Data records:
================================
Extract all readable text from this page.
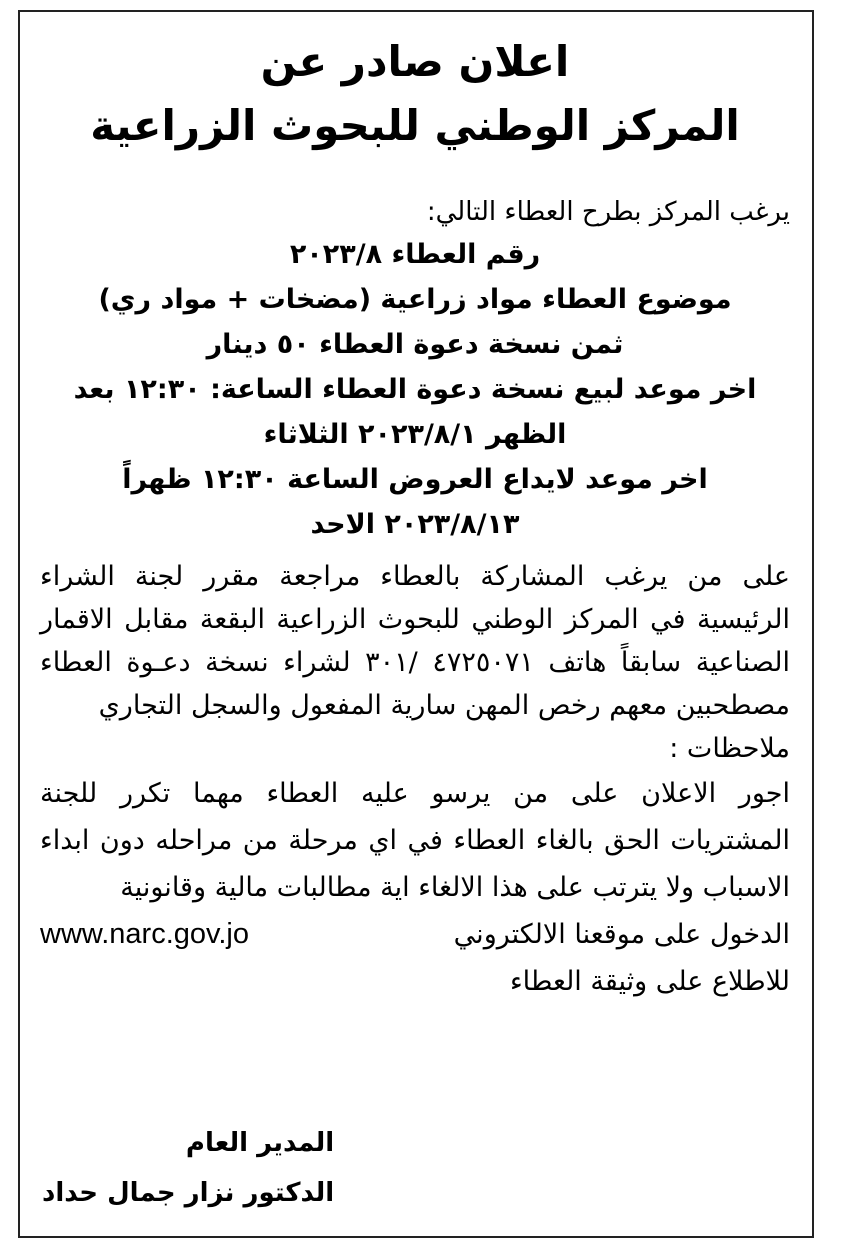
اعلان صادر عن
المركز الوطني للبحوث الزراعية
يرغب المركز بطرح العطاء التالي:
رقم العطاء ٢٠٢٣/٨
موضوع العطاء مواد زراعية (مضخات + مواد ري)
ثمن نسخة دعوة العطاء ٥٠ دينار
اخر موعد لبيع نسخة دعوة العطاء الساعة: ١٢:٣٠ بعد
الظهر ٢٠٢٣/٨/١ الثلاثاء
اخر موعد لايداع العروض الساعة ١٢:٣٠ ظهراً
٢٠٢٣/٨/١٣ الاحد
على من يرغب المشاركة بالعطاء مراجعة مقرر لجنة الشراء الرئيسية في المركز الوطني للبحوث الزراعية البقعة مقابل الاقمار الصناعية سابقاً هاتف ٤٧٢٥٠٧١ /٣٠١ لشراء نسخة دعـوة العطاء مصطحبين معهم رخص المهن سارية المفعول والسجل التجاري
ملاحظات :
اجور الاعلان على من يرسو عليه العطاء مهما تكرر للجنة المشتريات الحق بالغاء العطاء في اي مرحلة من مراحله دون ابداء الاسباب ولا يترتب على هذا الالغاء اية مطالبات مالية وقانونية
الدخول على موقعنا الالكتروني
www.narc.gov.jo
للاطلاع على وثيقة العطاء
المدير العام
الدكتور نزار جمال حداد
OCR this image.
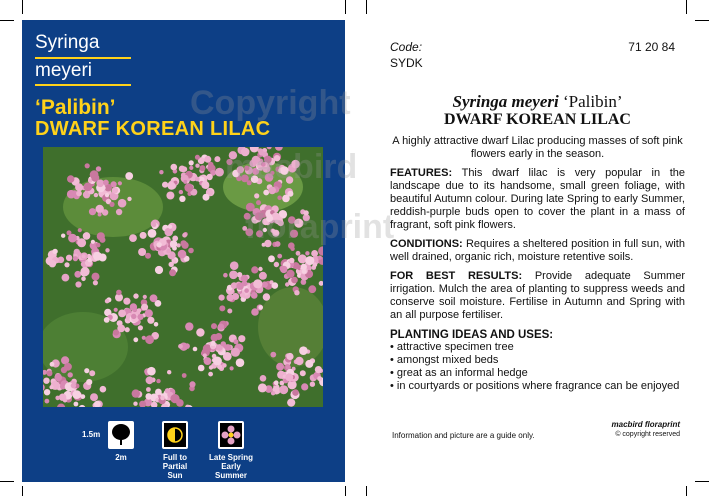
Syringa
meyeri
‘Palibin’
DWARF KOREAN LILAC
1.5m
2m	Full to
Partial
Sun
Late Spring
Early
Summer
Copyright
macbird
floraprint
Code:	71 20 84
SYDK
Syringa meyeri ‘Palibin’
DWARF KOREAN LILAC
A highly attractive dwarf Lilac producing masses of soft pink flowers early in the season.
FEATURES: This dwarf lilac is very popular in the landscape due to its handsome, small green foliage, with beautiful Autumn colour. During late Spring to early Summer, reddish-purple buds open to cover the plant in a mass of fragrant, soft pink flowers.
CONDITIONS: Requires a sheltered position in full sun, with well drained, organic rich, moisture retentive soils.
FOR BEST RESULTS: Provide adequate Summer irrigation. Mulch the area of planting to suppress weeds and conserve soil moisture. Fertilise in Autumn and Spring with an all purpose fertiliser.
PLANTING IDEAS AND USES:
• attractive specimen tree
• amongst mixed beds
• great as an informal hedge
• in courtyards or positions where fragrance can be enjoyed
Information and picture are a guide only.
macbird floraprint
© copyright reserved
================================
Leave out the pictures and copy every record above exactly.

**Result of this exercise:**
Extract all readable text from this page.
اعلان صادر عن
المركز الوطني للبحوث الزراعية
يرغب المركز بطرح العطاء التالي:
رقم العطاء ٢٠٢٣/٨
موضوع العطاء مواد زراعية (مضخات + مواد ري)
ثمن نسخة دعوة العطاء ٥٠ دينار
اخر موعد لبيع نسخة دعوة العطاء الساعة: ١٢:٣٠ بعد
الظهر ٢٠٢٣/٨/١ الثلاثاء
اخر موعد لايداع العروض الساعة ١٢:٣٠ ظهراً
٢٠٢٣/٨/١٣ الاحد
على من يرغب المشاركة بالعطاء مراجعة مقرر لجنة الشراء الرئيسية في المركز الوطني للبحوث الزراعية البقعة مقابل الاقمار الصناعية سابقاً هاتف ٤٧٢٥٠٧١ /٣٠١ لشراء نسخة دعـوة العطاء مصطحبين معهم رخص المهن سارية المفعول والسجل التجاري
ملاحظات :
اجور الاعلان على من يرسو عليه العطاء مهما تكرر للجنة المشتريات الحق بالغاء العطاء في اي مرحلة من مراحله دون ابداء الاسباب ولا يترتب على هذا الالغاء اية مطالبات مالية وقانونية
الدخول على موقعنا الالكتروني
www.narc.gov.jo
للاطلاع على وثيقة العطاء
المدير العام
الدكتور نزار جمال حداد
OCR this image.
Syringa
meyeri
‘Palibin’
DWARF KOREAN LILAC
1.5m
2m	Full to
Partial
Sun
Late Spring
Early
Summer
Copyright
macbird
floraprint
Code:	71 20 84
SYDK
Syringa meyeri ‘Palibin’
DWARF KOREAN LILAC
A highly attractive dwarf Lilac producing masses of soft pink flowers early in the season.
FEATURES: This dwarf lilac is very popular in the landscape due to its handsome, small green foliage, with beautiful Autumn colour. During late Spring to early Summer, reddish-purple buds open to cover the plant in a mass of fragrant, soft pink flowers.
CONDITIONS: Requires a sheltered position in full sun, with well drained, organic rich, moisture retentive soils.
FOR BEST RESULTS: Provide adequate Summer irrigation. Mulch the area of planting to suppress weeds and conserve soil moisture. Fertilise in Autumn and Spring with an all purpose fertiliser.
PLANTING IDEAS AND USES:
• attractive specimen tree
• amongst mixed beds
• great as an informal hedge
• in courtyards or positions where fragrance can be enjoyed
Information and picture are a guide only.
macbird floraprint
© copyright reserved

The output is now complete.